**RECORDS FOR THE EXERCISE:**
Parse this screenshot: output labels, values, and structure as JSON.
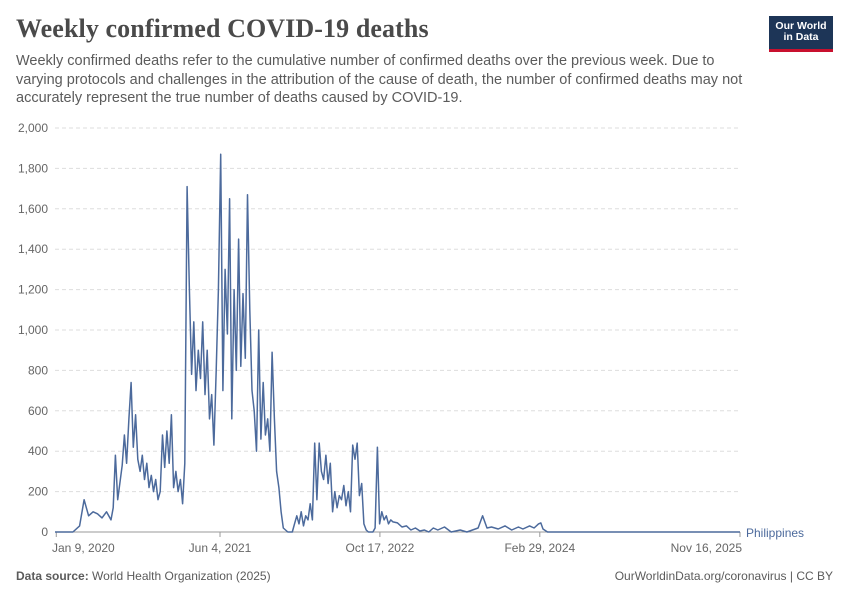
{
  "header": {
    "title": "Weekly confirmed COVID-19 deaths",
    "subtitle": "Weekly confirmed deaths refer to the cumulative number of confirmed deaths over the previous week. Due to varying protocols and challenges in the attribution of the cause of death, the number of confirmed deaths may not accurately represent the true number of deaths caused by COVID-19.",
    "logo_line1": "Our World",
    "logo_line2": "in Data"
  },
  "colors": {
    "series": "#4c6a9c",
    "grid": "#dddddd",
    "logo_bg": "#1d3557",
    "logo_accent": "#c8102e"
  },
  "footer": {
    "source_label": "Data source:",
    "source_value": "World Health Organization (2025)",
    "url": "OurWorldinData.org/coronavirus | CC BY"
  },
  "chart_data": {
    "type": "line",
    "title": "Weekly confirmed COVID-19 deaths",
    "xlabel": "",
    "ylabel": "",
    "xlim": [
      "2020-01-05",
      "2025-11-16"
    ],
    "ylim": [
      0,
      2000
    ],
    "yticks": [
      0,
      200,
      400,
      600,
      800,
      1000,
      1200,
      1400,
      1600,
      1800,
      2000
    ],
    "ytick_labels": [
      "0",
      "200",
      "400",
      "600",
      "800",
      "1,000",
      "1,200",
      "1,400",
      "1,600",
      "1,800",
      "2,000"
    ],
    "xticks": [
      "2020-01-09",
      "2021-06-04",
      "2022-10-17",
      "2024-02-29",
      "2025-11-16"
    ],
    "xtick_labels": [
      "Jan 9, 2020",
      "Jun 4, 2021",
      "Oct 17, 2022",
      "Feb 29, 2024",
      "Nov 16, 2025"
    ],
    "grid": "horizontal dashed",
    "series": [
      {
        "name": "Philippines",
        "color": "#4c6a9c",
        "points": [
          [
            "2020-01-05",
            0
          ],
          [
            "2020-03-01",
            0
          ],
          [
            "2020-03-22",
            30
          ],
          [
            "2020-04-05",
            160
          ],
          [
            "2020-04-19",
            80
          ],
          [
            "2020-05-03",
            100
          ],
          [
            "2020-05-17",
            90
          ],
          [
            "2020-05-31",
            70
          ],
          [
            "2020-06-14",
            100
          ],
          [
            "2020-06-28",
            60
          ],
          [
            "2020-07-05",
            120
          ],
          [
            "2020-07-12",
            380
          ],
          [
            "2020-07-19",
            160
          ],
          [
            "2020-08-02",
            330
          ],
          [
            "2020-08-09",
            480
          ],
          [
            "2020-08-16",
            340
          ],
          [
            "2020-08-23",
            560
          ],
          [
            "2020-08-30",
            740
          ],
          [
            "2020-09-06",
            420
          ],
          [
            "2020-09-13",
            580
          ],
          [
            "2020-09-20",
            360
          ],
          [
            "2020-09-27",
            300
          ],
          [
            "2020-10-04",
            380
          ],
          [
            "2020-10-11",
            260
          ],
          [
            "2020-10-18",
            340
          ],
          [
            "2020-10-25",
            220
          ],
          [
            "2020-11-01",
            280
          ],
          [
            "2020-11-08",
            200
          ],
          [
            "2020-11-15",
            260
          ],
          [
            "2020-11-22",
            160
          ],
          [
            "2020-11-29",
            200
          ],
          [
            "2020-12-06",
            480
          ],
          [
            "2020-12-13",
            320
          ],
          [
            "2020-12-20",
            500
          ],
          [
            "2020-12-27",
            340
          ],
          [
            "2021-01-03",
            580
          ],
          [
            "2021-01-10",
            220
          ],
          [
            "2021-01-17",
            300
          ],
          [
            "2021-01-24",
            200
          ],
          [
            "2021-01-31",
            260
          ],
          [
            "2021-02-07",
            140
          ],
          [
            "2021-02-14",
            340
          ],
          [
            "2021-02-21",
            1710
          ],
          [
            "2021-02-28",
            1220
          ],
          [
            "2021-03-07",
            780
          ],
          [
            "2021-03-14",
            1040
          ],
          [
            "2021-03-21",
            700
          ],
          [
            "2021-03-28",
            900
          ],
          [
            "2021-04-04",
            760
          ],
          [
            "2021-04-11",
            1040
          ],
          [
            "2021-04-18",
            680
          ],
          [
            "2021-04-25",
            900
          ],
          [
            "2021-05-02",
            560
          ],
          [
            "2021-05-09",
            680
          ],
          [
            "2021-05-16",
            430
          ],
          [
            "2021-05-23",
            800
          ],
          [
            "2021-05-30",
            1200
          ],
          [
            "2021-06-06",
            1870
          ],
          [
            "2021-06-13",
            700
          ],
          [
            "2021-06-20",
            1300
          ],
          [
            "2021-06-27",
            980
          ],
          [
            "2021-07-04",
            1650
          ],
          [
            "2021-07-11",
            560
          ],
          [
            "2021-07-18",
            1200
          ],
          [
            "2021-07-25",
            800
          ],
          [
            "2021-08-01",
            1450
          ],
          [
            "2021-08-08",
            820
          ],
          [
            "2021-08-15",
            1180
          ],
          [
            "2021-08-22",
            860
          ],
          [
            "2021-08-29",
            1670
          ],
          [
            "2021-09-05",
            1100
          ],
          [
            "2021-09-12",
            700
          ],
          [
            "2021-09-19",
            600
          ],
          [
            "2021-09-26",
            400
          ],
          [
            "2021-10-03",
            1000
          ],
          [
            "2021-10-10",
            460
          ],
          [
            "2021-10-17",
            740
          ],
          [
            "2021-10-24",
            480
          ],
          [
            "2021-10-31",
            560
          ],
          [
            "2021-11-07",
            400
          ],
          [
            "2021-11-14",
            890
          ],
          [
            "2021-11-21",
            560
          ],
          [
            "2021-11-28",
            300
          ],
          [
            "2021-12-05",
            220
          ],
          [
            "2021-12-12",
            100
          ],
          [
            "2021-12-19",
            20
          ],
          [
            "2022-01-02",
            0
          ],
          [
            "2022-01-16",
            0
          ],
          [
            "2022-01-23",
            40
          ],
          [
            "2022-01-30",
            80
          ],
          [
            "2022-02-06",
            40
          ],
          [
            "2022-02-13",
            100
          ],
          [
            "2022-02-20",
            30
          ],
          [
            "2022-02-27",
            80
          ],
          [
            "2022-03-06",
            60
          ],
          [
            "2022-03-13",
            140
          ],
          [
            "2022-03-20",
            60
          ],
          [
            "2022-03-27",
            440
          ],
          [
            "2022-04-03",
            160
          ],
          [
            "2022-04-10",
            440
          ],
          [
            "2022-04-17",
            300
          ],
          [
            "2022-04-24",
            260
          ],
          [
            "2022-05-01",
            380
          ],
          [
            "2022-05-08",
            240
          ],
          [
            "2022-05-15",
            340
          ],
          [
            "2022-05-22",
            100
          ],
          [
            "2022-05-29",
            200
          ],
          [
            "2022-06-05",
            120
          ],
          [
            "2022-06-12",
            180
          ],
          [
            "2022-06-19",
            160
          ],
          [
            "2022-06-26",
            230
          ],
          [
            "2022-07-03",
            130
          ],
          [
            "2022-07-10",
            200
          ],
          [
            "2022-07-17",
            100
          ],
          [
            "2022-07-24",
            430
          ],
          [
            "2022-07-31",
            360
          ],
          [
            "2022-08-07",
            440
          ],
          [
            "2022-08-14",
            180
          ],
          [
            "2022-08-21",
            240
          ],
          [
            "2022-08-28",
            40
          ],
          [
            "2022-09-04",
            10
          ],
          [
            "2022-09-11",
            0
          ],
          [
            "2022-09-25",
            0
          ],
          [
            "2022-10-02",
            20
          ],
          [
            "2022-10-09",
            420
          ],
          [
            "2022-10-16",
            40
          ],
          [
            "2022-10-23",
            100
          ],
          [
            "2022-10-30",
            60
          ],
          [
            "2022-11-06",
            80
          ],
          [
            "2022-11-13",
            40
          ],
          [
            "2022-11-20",
            60
          ],
          [
            "2022-11-27",
            50
          ],
          [
            "2022-12-11",
            45
          ],
          [
            "2022-12-25",
            25
          ],
          [
            "2023-01-08",
            30
          ],
          [
            "2023-01-22",
            10
          ],
          [
            "2023-02-05",
            20
          ],
          [
            "2023-02-19",
            5
          ],
          [
            "2023-03-05",
            10
          ],
          [
            "2023-03-19",
            0
          ],
          [
            "2023-04-02",
            20
          ],
          [
            "2023-04-16",
            10
          ],
          [
            "2023-05-07",
            25
          ],
          [
            "2023-05-28",
            0
          ],
          [
            "2023-06-25",
            10
          ],
          [
            "2023-07-16",
            0
          ],
          [
            "2023-08-20",
            20
          ],
          [
            "2023-09-03",
            80
          ],
          [
            "2023-09-17",
            20
          ],
          [
            "2023-10-01",
            25
          ],
          [
            "2023-10-22",
            15
          ],
          [
            "2023-11-12",
            30
          ],
          [
            "2023-12-03",
            10
          ],
          [
            "2023-12-24",
            25
          ],
          [
            "2024-01-07",
            15
          ],
          [
            "2024-01-28",
            30
          ],
          [
            "2024-02-11",
            20
          ],
          [
            "2024-02-25",
            40
          ],
          [
            "2024-03-03",
            45
          ],
          [
            "2024-03-10",
            15
          ],
          [
            "2024-03-24",
            0
          ],
          [
            "2025-11-16",
            0
          ]
        ]
      }
    ]
  }
}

**EXERCISE OBJECTIVE:** From the listing above, copy every line that includes the word "grid".

**RESPONSE FOR THIS EXERCISE:**
    "grid": "#dddddd",
    "grid": "horizontal dashed",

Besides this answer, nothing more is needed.